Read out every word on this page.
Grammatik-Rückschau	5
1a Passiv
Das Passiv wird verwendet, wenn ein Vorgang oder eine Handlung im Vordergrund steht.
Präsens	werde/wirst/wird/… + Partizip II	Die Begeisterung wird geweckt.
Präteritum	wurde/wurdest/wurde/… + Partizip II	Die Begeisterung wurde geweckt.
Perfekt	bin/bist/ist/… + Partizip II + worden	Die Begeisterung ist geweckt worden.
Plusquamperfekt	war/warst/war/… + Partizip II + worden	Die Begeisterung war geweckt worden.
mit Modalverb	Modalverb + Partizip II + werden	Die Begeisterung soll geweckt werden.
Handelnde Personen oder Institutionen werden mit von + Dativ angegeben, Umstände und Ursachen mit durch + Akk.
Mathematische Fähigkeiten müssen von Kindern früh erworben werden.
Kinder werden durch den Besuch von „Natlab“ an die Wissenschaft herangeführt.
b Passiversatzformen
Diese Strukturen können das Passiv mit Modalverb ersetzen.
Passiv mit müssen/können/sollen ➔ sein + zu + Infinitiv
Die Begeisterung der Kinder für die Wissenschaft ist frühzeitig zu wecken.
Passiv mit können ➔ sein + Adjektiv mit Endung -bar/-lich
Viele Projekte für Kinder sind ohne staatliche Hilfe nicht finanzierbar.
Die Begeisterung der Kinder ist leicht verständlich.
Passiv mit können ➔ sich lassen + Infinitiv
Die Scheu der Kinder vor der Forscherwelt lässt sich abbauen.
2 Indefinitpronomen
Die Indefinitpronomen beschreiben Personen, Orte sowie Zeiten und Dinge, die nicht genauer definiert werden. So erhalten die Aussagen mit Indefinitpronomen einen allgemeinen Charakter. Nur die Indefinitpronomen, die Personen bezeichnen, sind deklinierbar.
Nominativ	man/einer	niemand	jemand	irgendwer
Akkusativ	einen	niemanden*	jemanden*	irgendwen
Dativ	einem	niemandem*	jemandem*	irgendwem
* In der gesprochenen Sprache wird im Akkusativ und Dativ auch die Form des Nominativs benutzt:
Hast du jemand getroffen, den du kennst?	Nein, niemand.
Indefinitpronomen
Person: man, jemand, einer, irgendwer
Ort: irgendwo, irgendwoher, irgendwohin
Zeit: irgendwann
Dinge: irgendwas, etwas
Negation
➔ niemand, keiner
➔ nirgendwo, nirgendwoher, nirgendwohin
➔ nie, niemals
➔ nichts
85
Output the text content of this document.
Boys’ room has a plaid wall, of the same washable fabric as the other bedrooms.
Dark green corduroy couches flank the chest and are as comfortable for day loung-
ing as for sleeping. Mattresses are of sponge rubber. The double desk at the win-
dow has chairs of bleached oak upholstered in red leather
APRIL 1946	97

- - - - -

▸ **TASK DIRECTIONS**
From the line containing "Output the text content of this document." down to the last line, reproduce the records exactly. Include both ends.

▸ **RESULT OF THE TASK**
Output the text content of this document.
Boys’ room has a plaid wall, of the same washable fabric as the other bedrooms.
Dark green corduroy couches flank the chest and are as comfortable for day loung-
ing as for sleeping. Mattresses are of sponge rubber. The double desk at the win-
dow has chairs of bleached oak upholstered in red leather
APRIL 1946	97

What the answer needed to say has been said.